- WHAT IS EXPECTED:
Transcribe the records below in full; pictures stay out of the copy.

- GIVEN RECORDS:
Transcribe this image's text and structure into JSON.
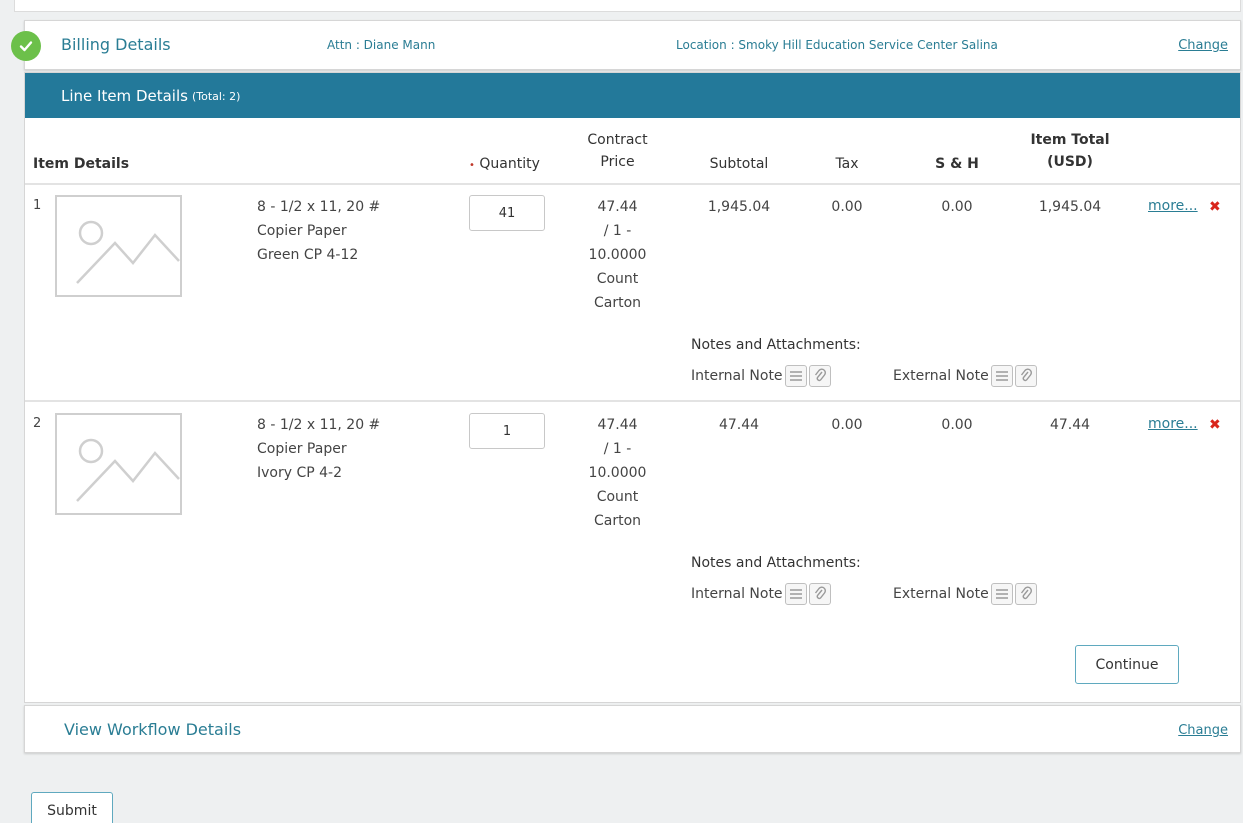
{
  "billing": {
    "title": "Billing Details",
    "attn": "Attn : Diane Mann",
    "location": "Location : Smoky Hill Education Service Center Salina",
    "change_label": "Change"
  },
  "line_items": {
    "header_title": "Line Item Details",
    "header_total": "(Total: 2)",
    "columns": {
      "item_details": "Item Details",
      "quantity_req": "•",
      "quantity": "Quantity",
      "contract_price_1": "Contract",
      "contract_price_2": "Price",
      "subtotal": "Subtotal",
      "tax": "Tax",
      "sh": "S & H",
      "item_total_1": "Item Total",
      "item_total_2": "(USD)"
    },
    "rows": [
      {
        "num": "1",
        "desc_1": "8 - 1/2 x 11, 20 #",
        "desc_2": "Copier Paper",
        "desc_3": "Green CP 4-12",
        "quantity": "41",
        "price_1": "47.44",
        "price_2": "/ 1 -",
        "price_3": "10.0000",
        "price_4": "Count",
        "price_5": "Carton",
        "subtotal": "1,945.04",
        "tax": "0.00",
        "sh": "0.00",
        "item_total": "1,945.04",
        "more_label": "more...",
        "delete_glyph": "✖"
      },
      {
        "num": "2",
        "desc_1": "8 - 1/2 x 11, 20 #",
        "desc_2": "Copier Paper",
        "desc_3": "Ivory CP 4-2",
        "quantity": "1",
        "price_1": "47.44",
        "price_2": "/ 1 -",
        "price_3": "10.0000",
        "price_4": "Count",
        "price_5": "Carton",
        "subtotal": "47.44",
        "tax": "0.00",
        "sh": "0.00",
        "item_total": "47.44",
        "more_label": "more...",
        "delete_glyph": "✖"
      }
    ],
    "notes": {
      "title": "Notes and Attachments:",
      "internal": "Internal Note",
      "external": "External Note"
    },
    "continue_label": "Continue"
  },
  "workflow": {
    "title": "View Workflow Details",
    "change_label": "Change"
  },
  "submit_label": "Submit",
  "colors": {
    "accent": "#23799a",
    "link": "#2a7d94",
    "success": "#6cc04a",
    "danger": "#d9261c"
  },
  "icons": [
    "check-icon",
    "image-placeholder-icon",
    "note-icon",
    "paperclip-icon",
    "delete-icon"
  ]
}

- EXPECTED ANSWER:
Transcribe this image's text and structure into JSON.
{
  "billing": {
    "title": "Billing Details",
    "attn": "Attn : Diane Mann",
    "location": "Location : Smoky Hill Education Service Center Salina",
    "change_label": "Change"
  },
  "line_items": {
    "header_title": "Line Item Details",
    "header_total": "(Total: 2)",
    "columns": {
      "item_details": "Item Details",
      "quantity_req": "•",
      "quantity": "Quantity",
      "contract_price_1": "Contract",
      "contract_price_2": "Price",
      "subtotal": "Subtotal",
      "tax": "Tax",
      "sh": "S & H",
      "item_total_1": "Item Total",
      "item_total_2": "(USD)"
    },
    "rows": [
      {
        "num": "1",
        "desc_1": "8 - 1/2 x 11, 20 #",
        "desc_2": "Copier Paper",
        "desc_3": "Green CP 4-12",
        "quantity": "41",
        "price_1": "47.44",
        "price_2": "/ 1 -",
        "price_3": "10.0000",
        "price_4": "Count",
        "price_5": "Carton",
        "subtotal": "1,945.04",
        "tax": "0.00",
        "sh": "0.00",
        "item_total": "1,945.04",
        "more_label": "more...",
        "delete_glyph": "✖"
      },
      {
        "num": "2",
        "desc_1": "8 - 1/2 x 11, 20 #",
        "desc_2": "Copier Paper",
        "desc_3": "Ivory CP 4-2",
        "quantity": "1",
        "price_1": "47.44",
        "price_2": "/ 1 -",
        "price_3": "10.0000",
        "price_4": "Count",
        "price_5": "Carton",
        "subtotal": "47.44",
        "tax": "0.00",
        "sh": "0.00",
        "item_total": "47.44",
        "more_label": "more...",
        "delete_glyph": "✖"
      }
    ],
    "notes": {
      "title": "Notes and Attachments:",
      "internal": "Internal Note",
      "external": "External Note"
    },
    "continue_label": "Continue"
  },
  "workflow": {
    "title": "View Workflow Details",
    "change_label": "Change"
  },
  "submit_label": "Submit",
  "colors": {
    "accent": "#23799a",
    "link": "#2a7d94",
    "success": "#6cc04a",
    "danger": "#d9261c"
  },
  "icons": [
    "check-icon",
    "image-placeholder-icon",
    "note-icon",
    "paperclip-icon",
    "delete-icon"
  ]
}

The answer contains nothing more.